Problem to solve ▸
Reproduce every entry exactly, without alteration.

Input material ▸
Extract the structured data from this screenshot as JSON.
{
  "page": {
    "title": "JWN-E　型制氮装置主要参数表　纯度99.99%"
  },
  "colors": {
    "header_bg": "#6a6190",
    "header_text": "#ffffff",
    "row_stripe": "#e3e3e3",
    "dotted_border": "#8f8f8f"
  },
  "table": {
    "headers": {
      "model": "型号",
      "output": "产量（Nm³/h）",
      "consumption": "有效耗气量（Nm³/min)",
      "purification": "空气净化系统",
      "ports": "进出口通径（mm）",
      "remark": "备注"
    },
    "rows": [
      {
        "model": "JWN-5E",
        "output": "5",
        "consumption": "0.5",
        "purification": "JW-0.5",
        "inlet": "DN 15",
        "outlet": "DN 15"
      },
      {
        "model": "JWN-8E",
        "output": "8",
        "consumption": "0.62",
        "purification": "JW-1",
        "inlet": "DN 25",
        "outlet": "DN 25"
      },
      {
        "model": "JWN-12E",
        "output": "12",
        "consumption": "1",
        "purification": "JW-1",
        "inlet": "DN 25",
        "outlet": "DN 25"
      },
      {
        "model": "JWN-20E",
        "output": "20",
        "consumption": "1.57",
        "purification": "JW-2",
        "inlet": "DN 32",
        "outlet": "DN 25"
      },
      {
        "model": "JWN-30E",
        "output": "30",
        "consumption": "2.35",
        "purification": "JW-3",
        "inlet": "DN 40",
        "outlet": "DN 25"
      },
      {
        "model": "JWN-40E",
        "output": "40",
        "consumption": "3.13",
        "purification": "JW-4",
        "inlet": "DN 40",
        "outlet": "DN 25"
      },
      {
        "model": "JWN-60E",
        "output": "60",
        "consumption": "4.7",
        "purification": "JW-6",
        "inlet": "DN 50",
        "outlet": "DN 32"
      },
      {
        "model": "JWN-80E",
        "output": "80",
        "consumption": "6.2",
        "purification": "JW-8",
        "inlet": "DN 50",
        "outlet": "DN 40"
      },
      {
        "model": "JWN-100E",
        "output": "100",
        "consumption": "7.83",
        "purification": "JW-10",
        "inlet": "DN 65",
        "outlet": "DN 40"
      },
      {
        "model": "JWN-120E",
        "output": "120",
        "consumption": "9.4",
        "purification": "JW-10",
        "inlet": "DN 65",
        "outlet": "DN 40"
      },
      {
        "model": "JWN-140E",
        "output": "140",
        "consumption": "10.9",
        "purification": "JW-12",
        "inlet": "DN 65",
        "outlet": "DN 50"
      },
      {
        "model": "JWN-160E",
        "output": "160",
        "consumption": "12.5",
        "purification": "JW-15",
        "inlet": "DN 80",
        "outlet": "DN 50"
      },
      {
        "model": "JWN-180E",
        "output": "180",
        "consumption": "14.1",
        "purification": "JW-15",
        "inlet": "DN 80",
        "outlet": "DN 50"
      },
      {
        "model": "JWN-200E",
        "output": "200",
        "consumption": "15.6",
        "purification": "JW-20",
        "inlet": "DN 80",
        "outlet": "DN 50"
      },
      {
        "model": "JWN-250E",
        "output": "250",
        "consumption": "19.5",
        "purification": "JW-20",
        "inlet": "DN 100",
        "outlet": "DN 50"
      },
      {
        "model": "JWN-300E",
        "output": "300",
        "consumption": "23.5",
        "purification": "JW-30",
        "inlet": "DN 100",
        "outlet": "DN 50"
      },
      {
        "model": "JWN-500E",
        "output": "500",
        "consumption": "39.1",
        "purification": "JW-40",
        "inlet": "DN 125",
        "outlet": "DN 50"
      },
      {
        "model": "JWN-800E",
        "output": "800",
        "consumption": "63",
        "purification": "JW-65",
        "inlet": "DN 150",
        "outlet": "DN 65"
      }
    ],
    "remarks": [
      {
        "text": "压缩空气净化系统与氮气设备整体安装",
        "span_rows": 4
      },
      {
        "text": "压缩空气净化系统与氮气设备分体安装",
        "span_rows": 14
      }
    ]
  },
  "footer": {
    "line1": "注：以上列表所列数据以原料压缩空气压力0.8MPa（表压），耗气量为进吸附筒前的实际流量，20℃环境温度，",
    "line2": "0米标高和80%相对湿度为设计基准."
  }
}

Finished task ▸
Extract the structured data from this screenshot as JSON.
{
  "page": {
    "title": "JWN-E　型制氮装置主要参数表　纯度99.99%"
  },
  "colors": {
    "header_bg": "#6a6190",
    "header_text": "#ffffff",
    "row_stripe": "#e3e3e3",
    "dotted_border": "#8f8f8f"
  },
  "table": {
    "headers": {
      "model": "型号",
      "output": "产量（Nm³/h）",
      "consumption": "有效耗气量（Nm³/min)",
      "purification": "空气净化系统",
      "ports": "进出口通径（mm）",
      "remark": "备注"
    },
    "rows": [
      {
        "model": "JWN-5E",
        "output": "5",
        "consumption": "0.5",
        "purification": "JW-0.5",
        "inlet": "DN 15",
        "outlet": "DN 15"
      },
      {
        "model": "JWN-8E",
        "output": "8",
        "consumption": "0.62",
        "purification": "JW-1",
        "inlet": "DN 25",
        "outlet": "DN 25"
      },
      {
        "model": "JWN-12E",
        "output": "12",
        "consumption": "1",
        "purification": "JW-1",
        "inlet": "DN 25",
        "outlet": "DN 25"
      },
      {
        "model": "JWN-20E",
        "output": "20",
        "consumption": "1.57",
        "purification": "JW-2",
        "inlet": "DN 32",
        "outlet": "DN 25"
      },
      {
        "model": "JWN-30E",
        "output": "30",
        "consumption": "2.35",
        "purification": "JW-3",
        "inlet": "DN 40",
        "outlet": "DN 25"
      },
      {
        "model": "JWN-40E",
        "output": "40",
        "consumption": "3.13",
        "purification": "JW-4",
        "inlet": "DN 40",
        "outlet": "DN 25"
      },
      {
        "model": "JWN-60E",
        "output": "60",
        "consumption": "4.7",
        "purification": "JW-6",
        "inlet": "DN 50",
        "outlet": "DN 32"
      },
      {
        "model": "JWN-80E",
        "output": "80",
        "consumption": "6.2",
        "purification": "JW-8",
        "inlet": "DN 50",
        "outlet": "DN 40"
      },
      {
        "model": "JWN-100E",
        "output": "100",
        "consumption": "7.83",
        "purification": "JW-10",
        "inlet": "DN 65",
        "outlet": "DN 40"
      },
      {
        "model": "JWN-120E",
        "output": "120",
        "consumption": "9.4",
        "purification": "JW-10",
        "inlet": "DN 65",
        "outlet": "DN 40"
      },
      {
        "model": "JWN-140E",
        "output": "140",
        "consumption": "10.9",
        "purification": "JW-12",
        "inlet": "DN 65",
        "outlet": "DN 50"
      },
      {
        "model": "JWN-160E",
        "output": "160",
        "consumption": "12.5",
        "purification": "JW-15",
        "inlet": "DN 80",
        "outlet": "DN 50"
      },
      {
        "model": "JWN-180E",
        "output": "180",
        "consumption": "14.1",
        "purification": "JW-15",
        "inlet": "DN 80",
        "outlet": "DN 50"
      },
      {
        "model": "JWN-200E",
        "output": "200",
        "consumption": "15.6",
        "purification": "JW-20",
        "inlet": "DN 80",
        "outlet": "DN 50"
      },
      {
        "model": "JWN-250E",
        "output": "250",
        "consumption": "19.5",
        "purification": "JW-20",
        "inlet": "DN 100",
        "outlet": "DN 50"
      },
      {
        "model": "JWN-300E",
        "output": "300",
        "consumption": "23.5",
        "purification": "JW-30",
        "inlet": "DN 100",
        "outlet": "DN 50"
      },
      {
        "model": "JWN-500E",
        "output": "500",
        "consumption": "39.1",
        "purification": "JW-40",
        "inlet": "DN 125",
        "outlet": "DN 50"
      },
      {
        "model": "JWN-800E",
        "output": "800",
        "consumption": "63",
        "purification": "JW-65",
        "inlet": "DN 150",
        "outlet": "DN 65"
      }
    ],
    "remarks": [
      {
        "text": "压缩空气净化系统与氮气设备整体安装",
        "span_rows": 4
      },
      {
        "text": "压缩空气净化系统与氮气设备分体安装",
        "span_rows": 14
      }
    ]
  },
  "footer": {
    "line1": "注：以上列表所列数据以原料压缩空气压力0.8MPa（表压），耗气量为进吸附筒前的实际流量，20℃环境温度，",
    "line2": "0米标高和80%相对湿度为设计基准."
  }
}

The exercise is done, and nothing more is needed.